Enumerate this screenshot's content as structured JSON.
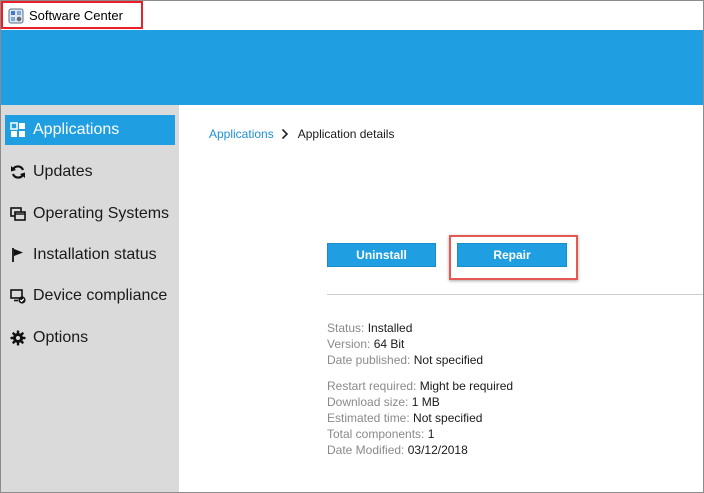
{
  "window": {
    "title": "Software Center",
    "icon": "software-center-icon"
  },
  "colors": {
    "accent": "#1f9ee1",
    "sidebar_bg": "#dadada",
    "highlight": "#e8202a",
    "link": "#1f8fd4"
  },
  "sidebar": {
    "items": [
      {
        "label": "Applications",
        "icon": "applications-icon",
        "active": true
      },
      {
        "label": "Updates",
        "icon": "refresh-icon",
        "active": false
      },
      {
        "label": "Operating Systems",
        "icon": "operating-systems-icon",
        "active": false
      },
      {
        "label": "Installation status",
        "icon": "flag-icon",
        "active": false
      },
      {
        "label": "Device compliance",
        "icon": "device-compliance-icon",
        "active": false
      },
      {
        "label": "Options",
        "icon": "gear-icon",
        "active": false
      }
    ]
  },
  "breadcrumb": {
    "parent": "Applications",
    "current": "Application details"
  },
  "actions": {
    "uninstall_label": "Uninstall",
    "repair_label": "Repair"
  },
  "details": {
    "group1": [
      {
        "label": "Status:",
        "value": "Installed"
      },
      {
        "label": "Version:",
        "value": "64 Bit"
      },
      {
        "label": "Date published:",
        "value": "Not specified"
      }
    ],
    "group2": [
      {
        "label": "Restart required:",
        "value": "Might be required"
      },
      {
        "label": "Download size:",
        "value": "1 MB"
      },
      {
        "label": "Estimated time:",
        "value": "Not specified"
      },
      {
        "label": "Total components:",
        "value": "1"
      },
      {
        "label": "Date Modified:",
        "value": "03/12/2018"
      }
    ]
  }
}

----

* PROBLEM DETAILS *
Pull every line containing the word "value" out of the material.

* TASK SOLUTION *
        "value": "Installed"
        "value": "64 Bit"
        "value": "Not specified"
        "value": "Might be required"
        "value": "1 MB"
        "value": "Not specified"
        "value": "1"
        "value": "03/12/2018"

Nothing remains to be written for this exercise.